## What to do:
List each line holding the string "parte".

Extracted data entries:
%%
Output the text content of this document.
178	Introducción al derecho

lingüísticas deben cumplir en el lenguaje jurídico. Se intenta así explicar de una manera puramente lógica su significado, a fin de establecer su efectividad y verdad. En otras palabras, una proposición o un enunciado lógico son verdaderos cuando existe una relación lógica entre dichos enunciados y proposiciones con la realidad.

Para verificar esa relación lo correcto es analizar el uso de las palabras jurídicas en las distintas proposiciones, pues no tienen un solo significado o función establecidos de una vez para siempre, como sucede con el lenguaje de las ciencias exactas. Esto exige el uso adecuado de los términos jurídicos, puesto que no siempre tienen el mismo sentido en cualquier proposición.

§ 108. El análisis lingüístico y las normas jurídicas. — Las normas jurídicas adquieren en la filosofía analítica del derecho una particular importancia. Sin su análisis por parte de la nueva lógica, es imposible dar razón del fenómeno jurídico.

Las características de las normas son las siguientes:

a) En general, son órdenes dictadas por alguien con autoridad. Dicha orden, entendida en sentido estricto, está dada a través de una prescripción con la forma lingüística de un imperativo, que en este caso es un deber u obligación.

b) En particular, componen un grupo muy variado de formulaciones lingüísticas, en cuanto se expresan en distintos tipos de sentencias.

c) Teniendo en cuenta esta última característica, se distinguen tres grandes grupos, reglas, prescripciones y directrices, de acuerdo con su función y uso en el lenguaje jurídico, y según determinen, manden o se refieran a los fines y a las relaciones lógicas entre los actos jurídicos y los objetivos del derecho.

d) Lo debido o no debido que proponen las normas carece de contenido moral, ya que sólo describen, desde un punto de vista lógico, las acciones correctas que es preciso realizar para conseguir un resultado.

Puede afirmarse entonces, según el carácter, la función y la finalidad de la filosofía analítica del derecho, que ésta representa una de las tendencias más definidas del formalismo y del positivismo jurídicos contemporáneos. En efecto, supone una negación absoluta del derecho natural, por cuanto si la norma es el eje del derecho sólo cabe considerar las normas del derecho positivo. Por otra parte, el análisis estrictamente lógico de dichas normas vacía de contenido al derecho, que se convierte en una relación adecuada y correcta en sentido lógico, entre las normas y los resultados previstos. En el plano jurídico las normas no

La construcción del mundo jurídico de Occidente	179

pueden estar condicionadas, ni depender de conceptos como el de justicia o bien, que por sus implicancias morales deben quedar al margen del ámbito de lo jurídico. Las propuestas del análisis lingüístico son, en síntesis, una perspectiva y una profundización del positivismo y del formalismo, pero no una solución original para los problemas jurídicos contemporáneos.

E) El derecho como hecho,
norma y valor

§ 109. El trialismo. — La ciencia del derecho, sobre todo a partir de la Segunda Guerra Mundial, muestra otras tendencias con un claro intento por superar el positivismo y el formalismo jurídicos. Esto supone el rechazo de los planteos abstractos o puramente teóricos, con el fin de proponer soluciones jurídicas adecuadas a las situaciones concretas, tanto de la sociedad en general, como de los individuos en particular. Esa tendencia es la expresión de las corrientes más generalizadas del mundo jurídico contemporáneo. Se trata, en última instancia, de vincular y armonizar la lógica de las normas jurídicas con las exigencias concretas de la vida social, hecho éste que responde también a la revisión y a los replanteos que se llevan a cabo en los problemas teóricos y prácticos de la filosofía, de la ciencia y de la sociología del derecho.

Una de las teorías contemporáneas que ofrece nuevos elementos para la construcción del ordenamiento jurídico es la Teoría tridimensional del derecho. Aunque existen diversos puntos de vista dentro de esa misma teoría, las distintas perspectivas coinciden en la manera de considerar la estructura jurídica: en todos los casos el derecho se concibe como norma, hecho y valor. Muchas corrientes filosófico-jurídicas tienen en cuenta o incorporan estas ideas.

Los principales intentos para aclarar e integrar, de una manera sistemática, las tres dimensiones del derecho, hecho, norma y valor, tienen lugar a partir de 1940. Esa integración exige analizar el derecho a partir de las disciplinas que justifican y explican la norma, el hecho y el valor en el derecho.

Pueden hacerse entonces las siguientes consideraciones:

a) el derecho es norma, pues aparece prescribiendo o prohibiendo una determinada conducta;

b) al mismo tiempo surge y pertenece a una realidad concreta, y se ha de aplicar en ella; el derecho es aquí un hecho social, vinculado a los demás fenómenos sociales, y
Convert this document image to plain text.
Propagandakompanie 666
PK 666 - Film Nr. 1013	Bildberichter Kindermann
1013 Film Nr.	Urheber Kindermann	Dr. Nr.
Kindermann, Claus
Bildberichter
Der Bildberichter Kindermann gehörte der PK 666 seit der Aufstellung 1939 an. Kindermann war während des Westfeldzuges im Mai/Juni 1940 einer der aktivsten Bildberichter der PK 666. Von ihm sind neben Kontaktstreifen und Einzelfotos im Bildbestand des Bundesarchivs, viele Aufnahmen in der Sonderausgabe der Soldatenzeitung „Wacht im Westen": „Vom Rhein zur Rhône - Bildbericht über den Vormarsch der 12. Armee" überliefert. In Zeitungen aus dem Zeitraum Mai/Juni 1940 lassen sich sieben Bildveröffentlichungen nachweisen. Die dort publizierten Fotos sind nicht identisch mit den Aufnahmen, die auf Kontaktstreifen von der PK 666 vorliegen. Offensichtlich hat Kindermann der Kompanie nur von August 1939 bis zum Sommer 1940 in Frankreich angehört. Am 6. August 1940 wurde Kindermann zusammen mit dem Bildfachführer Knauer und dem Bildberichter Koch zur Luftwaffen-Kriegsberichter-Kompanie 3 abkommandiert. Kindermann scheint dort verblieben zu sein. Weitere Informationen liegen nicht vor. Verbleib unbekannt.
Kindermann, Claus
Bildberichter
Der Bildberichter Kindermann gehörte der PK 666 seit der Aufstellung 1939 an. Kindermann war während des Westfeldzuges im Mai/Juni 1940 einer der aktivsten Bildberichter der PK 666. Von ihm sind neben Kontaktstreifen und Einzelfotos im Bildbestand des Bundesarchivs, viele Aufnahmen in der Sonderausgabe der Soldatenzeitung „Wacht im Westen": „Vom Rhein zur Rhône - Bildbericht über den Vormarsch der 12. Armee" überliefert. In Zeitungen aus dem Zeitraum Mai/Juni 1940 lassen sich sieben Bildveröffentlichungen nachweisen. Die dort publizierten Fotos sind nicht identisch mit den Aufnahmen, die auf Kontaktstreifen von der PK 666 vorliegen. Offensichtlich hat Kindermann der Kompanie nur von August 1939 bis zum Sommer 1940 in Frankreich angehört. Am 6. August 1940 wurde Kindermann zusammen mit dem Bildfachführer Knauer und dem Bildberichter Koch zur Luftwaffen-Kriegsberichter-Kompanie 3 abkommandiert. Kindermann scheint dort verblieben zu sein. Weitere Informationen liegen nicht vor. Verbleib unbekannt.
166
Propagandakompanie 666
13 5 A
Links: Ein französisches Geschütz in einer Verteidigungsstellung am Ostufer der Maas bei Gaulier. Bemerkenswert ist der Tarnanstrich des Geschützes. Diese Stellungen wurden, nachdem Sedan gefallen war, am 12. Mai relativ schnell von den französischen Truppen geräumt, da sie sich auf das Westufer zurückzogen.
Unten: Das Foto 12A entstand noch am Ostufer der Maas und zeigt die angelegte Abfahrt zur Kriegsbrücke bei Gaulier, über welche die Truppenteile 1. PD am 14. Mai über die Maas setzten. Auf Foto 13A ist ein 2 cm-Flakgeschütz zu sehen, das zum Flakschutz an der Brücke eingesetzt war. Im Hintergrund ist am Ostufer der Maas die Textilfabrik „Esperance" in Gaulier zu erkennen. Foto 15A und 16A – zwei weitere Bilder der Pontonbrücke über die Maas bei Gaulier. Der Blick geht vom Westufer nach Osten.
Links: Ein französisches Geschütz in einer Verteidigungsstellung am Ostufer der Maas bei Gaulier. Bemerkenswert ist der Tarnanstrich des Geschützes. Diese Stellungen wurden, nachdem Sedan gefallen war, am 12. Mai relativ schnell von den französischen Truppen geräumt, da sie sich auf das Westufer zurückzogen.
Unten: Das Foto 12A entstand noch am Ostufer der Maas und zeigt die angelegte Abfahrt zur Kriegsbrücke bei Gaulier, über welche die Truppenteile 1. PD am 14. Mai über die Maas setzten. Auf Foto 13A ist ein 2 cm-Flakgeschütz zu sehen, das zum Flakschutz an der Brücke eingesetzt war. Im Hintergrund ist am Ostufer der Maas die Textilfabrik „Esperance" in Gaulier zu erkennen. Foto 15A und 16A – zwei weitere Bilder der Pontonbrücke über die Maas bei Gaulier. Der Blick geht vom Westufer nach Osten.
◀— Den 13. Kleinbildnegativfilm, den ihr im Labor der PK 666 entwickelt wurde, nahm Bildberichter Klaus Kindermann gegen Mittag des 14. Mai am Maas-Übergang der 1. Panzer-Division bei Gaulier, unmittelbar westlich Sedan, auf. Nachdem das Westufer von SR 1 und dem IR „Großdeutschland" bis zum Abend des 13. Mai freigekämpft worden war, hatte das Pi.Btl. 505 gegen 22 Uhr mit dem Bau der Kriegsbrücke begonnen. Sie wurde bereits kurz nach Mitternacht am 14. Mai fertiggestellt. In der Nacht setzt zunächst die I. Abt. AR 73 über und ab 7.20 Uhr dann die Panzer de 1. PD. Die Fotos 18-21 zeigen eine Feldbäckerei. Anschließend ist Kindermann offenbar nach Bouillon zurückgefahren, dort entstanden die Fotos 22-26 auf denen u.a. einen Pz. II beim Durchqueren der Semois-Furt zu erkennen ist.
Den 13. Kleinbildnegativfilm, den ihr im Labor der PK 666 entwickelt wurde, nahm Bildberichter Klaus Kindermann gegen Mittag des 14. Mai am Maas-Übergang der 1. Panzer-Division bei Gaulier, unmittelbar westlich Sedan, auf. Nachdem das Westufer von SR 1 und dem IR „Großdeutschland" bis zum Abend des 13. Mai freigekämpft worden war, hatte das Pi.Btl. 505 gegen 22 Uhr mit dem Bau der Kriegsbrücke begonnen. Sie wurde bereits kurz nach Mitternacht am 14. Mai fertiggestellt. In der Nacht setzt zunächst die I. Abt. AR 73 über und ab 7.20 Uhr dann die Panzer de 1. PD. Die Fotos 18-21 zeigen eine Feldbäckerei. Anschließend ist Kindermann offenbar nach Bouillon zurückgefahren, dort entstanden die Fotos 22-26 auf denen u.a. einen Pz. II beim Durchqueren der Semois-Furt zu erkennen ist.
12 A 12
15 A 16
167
%%
## Response to the task:
§ 108. El análisis lingüístico y las normas jurídicas. — Las normas jurídicas adquieren en la filosofía analítica del derecho una particular importancia. Sin su análisis por parte de la nueva lógica, es imposible dar razón del fenómeno jurídico.
Puede afirmarse entonces, según el carácter, la función y la finalidad de la filosofía analítica del derecho, que ésta representa una de las tendencias más definidas del formalismo y del positivismo jurídicos contemporáneos. En efecto, supone una negación absoluta del derecho natural, por cuanto si la norma es el eje del derecho sólo cabe considerar las normas del derecho positivo. Por otra parte, el análisis estrictamente lógico de dichas normas vacía de contenido al derecho, que se convierte en una relación adecuada y correcta en sentido lógico, entre las normas y los resultados previstos. En el plano jurídico las normas no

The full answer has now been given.